### [WHAT YOU NEED TO DO]
Write out each line of the material again, word for word.

### [PROVIDED RECORDS]
↓↓↓
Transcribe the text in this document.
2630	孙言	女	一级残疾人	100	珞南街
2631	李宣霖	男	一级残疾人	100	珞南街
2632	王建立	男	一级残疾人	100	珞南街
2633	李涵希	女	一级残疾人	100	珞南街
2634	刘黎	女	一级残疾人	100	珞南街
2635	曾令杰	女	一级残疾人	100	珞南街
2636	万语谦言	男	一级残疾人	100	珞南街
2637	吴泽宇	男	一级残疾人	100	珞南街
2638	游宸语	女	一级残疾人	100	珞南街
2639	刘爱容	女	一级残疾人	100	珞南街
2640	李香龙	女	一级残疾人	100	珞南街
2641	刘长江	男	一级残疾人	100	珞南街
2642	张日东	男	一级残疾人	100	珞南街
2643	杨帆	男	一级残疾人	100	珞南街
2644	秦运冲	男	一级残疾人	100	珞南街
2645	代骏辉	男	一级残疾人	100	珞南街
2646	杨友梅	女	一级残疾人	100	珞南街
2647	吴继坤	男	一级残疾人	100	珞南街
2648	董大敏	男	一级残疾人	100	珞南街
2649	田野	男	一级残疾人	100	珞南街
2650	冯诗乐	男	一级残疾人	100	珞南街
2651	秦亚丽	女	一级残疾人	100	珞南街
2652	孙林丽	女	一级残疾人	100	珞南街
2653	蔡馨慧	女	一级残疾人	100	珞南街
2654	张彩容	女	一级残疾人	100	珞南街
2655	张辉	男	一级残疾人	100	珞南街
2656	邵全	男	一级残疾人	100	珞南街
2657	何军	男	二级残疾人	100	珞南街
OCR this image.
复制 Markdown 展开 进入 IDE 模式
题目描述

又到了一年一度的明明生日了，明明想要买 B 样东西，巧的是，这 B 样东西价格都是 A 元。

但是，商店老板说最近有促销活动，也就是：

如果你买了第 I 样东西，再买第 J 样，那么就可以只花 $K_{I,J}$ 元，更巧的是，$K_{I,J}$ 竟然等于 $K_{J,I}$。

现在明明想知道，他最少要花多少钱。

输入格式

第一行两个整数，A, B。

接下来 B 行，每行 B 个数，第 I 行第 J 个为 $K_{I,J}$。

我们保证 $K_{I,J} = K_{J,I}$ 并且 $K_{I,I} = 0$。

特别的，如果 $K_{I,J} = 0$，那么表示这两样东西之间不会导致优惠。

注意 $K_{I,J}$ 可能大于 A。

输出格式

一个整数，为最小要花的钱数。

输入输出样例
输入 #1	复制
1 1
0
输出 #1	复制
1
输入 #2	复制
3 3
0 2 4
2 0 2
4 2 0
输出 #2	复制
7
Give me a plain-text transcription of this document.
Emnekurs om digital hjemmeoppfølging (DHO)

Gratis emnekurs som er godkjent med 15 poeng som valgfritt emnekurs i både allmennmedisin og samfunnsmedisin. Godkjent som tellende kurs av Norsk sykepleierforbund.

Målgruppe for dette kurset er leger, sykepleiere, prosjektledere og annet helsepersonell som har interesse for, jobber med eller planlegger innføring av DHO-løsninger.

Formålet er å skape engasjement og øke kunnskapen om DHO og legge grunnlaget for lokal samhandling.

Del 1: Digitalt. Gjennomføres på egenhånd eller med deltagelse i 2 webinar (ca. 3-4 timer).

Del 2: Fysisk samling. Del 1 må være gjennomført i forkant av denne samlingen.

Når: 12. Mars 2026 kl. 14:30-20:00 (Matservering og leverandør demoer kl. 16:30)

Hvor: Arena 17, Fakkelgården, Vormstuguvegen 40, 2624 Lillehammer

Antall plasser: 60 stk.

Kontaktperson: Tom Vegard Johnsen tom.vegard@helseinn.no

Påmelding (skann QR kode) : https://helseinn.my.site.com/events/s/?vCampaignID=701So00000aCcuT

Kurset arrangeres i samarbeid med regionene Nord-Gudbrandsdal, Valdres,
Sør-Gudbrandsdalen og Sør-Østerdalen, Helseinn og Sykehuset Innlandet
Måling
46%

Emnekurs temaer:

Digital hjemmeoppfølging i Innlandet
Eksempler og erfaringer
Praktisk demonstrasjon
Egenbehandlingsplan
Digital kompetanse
↑↑↑
### [RESULT OF THIS TASK]
Transcribe the text in this document.
2630	孙言	女	一级残疾人	100	珞南街
2631	李宣霖	男	一级残疾人	100	珞南街
2632	王建立	男	一级残疾人	100	珞南街
2633	李涵希	女	一级残疾人	100	珞南街
2634	刘黎	女	一级残疾人	100	珞南街
2635	曾令杰	女	一级残疾人	100	珞南街
2636	万语谦言	男	一级残疾人	100	珞南街
2637	吴泽宇	男	一级残疾人	100	珞南街
2638	游宸语	女	一级残疾人	100	珞南街
2639	刘爱容	女	一级残疾人	100	珞南街
2640	李香龙	女	一级残疾人	100	珞南街
2641	刘长江	男	一级残疾人	100	珞南街
2642	张日东	男	一级残疾人	100	珞南街
2643	杨帆	男	一级残疾人	100	珞南街
2644	秦运冲	男	一级残疾人	100	珞南街
2645	代骏辉	男	一级残疾人	100	珞南街
2646	杨友梅	女	一级残疾人	100	珞南街
2647	吴继坤	男	一级残疾人	100	珞南街
2648	董大敏	男	一级残疾人	100	珞南街
2649	田野	男	一级残疾人	100	珞南街
2650	冯诗乐	男	一级残疾人	100	珞南街
2651	秦亚丽	女	一级残疾人	100	珞南街
2652	孙林丽	女	一级残疾人	100	珞南街
2653	蔡馨慧	女	一级残疾人	100	珞南街
2654	张彩容	女	一级残疾人	100	珞南街
2655	张辉	男	一级残疾人	100	珞南街
2656	邵全	男	一级残疾人	100	珞南街
2657	何军	男	二级残疾人	100	珞南街
OCR this image.
复制 Markdown 展开 进入 IDE 模式
题目描述

又到了一年一度的明明生日了，明明想要买 B 样东西，巧的是，这 B 样东西价格都是 A 元。

但是，商店老板说最近有促销活动，也就是：

如果你买了第 I 样东西，再买第 J 样，那么就可以只花 $K_{I,J}$ 元，更巧的是，$K_{I,J}$ 竟然等于 $K_{J,I}$。

现在明明想知道，他最少要花多少钱。

输入格式

第一行两个整数，A, B。

接下来 B 行，每行 B 个数，第 I 行第 J 个为 $K_{I,J}$。

我们保证 $K_{I,J} = K_{J,I}$ 并且 $K_{I,I} = 0$。

特别的，如果 $K_{I,J} = 0$，那么表示这两样东西之间不会导致优惠。

注意 $K_{I,J}$ 可能大于 A。

输出格式

一个整数，为最小要花的钱数。

输入输出样例
输入 #1	复制
1 1
0
输出 #1	复制
1
输入 #2	复制
3 3
0 2 4
2 0 2
4 2 0
输出 #2	复制
7
Give me a plain-text transcription of this document.
Emnekurs om digital hjemmeoppfølging (DHO)

Gratis emnekurs som er godkjent med 15 poeng som valgfritt emnekurs i både allmennmedisin og samfunnsmedisin. Godkjent som tellende kurs av Norsk sykepleierforbund.

Målgruppe for dette kurset er leger, sykepleiere, prosjektledere og annet helsepersonell som har interesse for, jobber med eller planlegger innføring av DHO-løsninger.

Formålet er å skape engasjement og øke kunnskapen om DHO og legge grunnlaget for lokal samhandling.

Del 1: Digitalt. Gjennomføres på egenhånd eller med deltagelse i 2 webinar (ca. 3-4 timer).

Del 2: Fysisk samling. Del 1 må være gjennomført i forkant av denne samlingen.

Når: 12. Mars 2026 kl. 14:30-20:00 (Matservering og leverandør demoer kl. 16:30)

Hvor: Arena 17, Fakkelgården, Vormstuguvegen 40, 2624 Lillehammer

Antall plasser: 60 stk.

Kontaktperson: Tom Vegard Johnsen tom.vegard@helseinn.no

Påmelding (skann QR kode) : https://helseinn.my.site.com/events/s/?vCampaignID=701So00000aCcuT

Kurset arrangeres i samarbeid med regionene Nord-Gudbrandsdal, Valdres,
Sør-Gudbrandsdalen og Sør-Østerdalen, Helseinn og Sykehuset Innlandet
Måling
46%

Emnekurs temaer:

Digital hjemmeoppfølging i Innlandet
Eksempler og erfaringer
Praktisk demonstrasjon
Egenbehandlingsplan
Digital kompetanse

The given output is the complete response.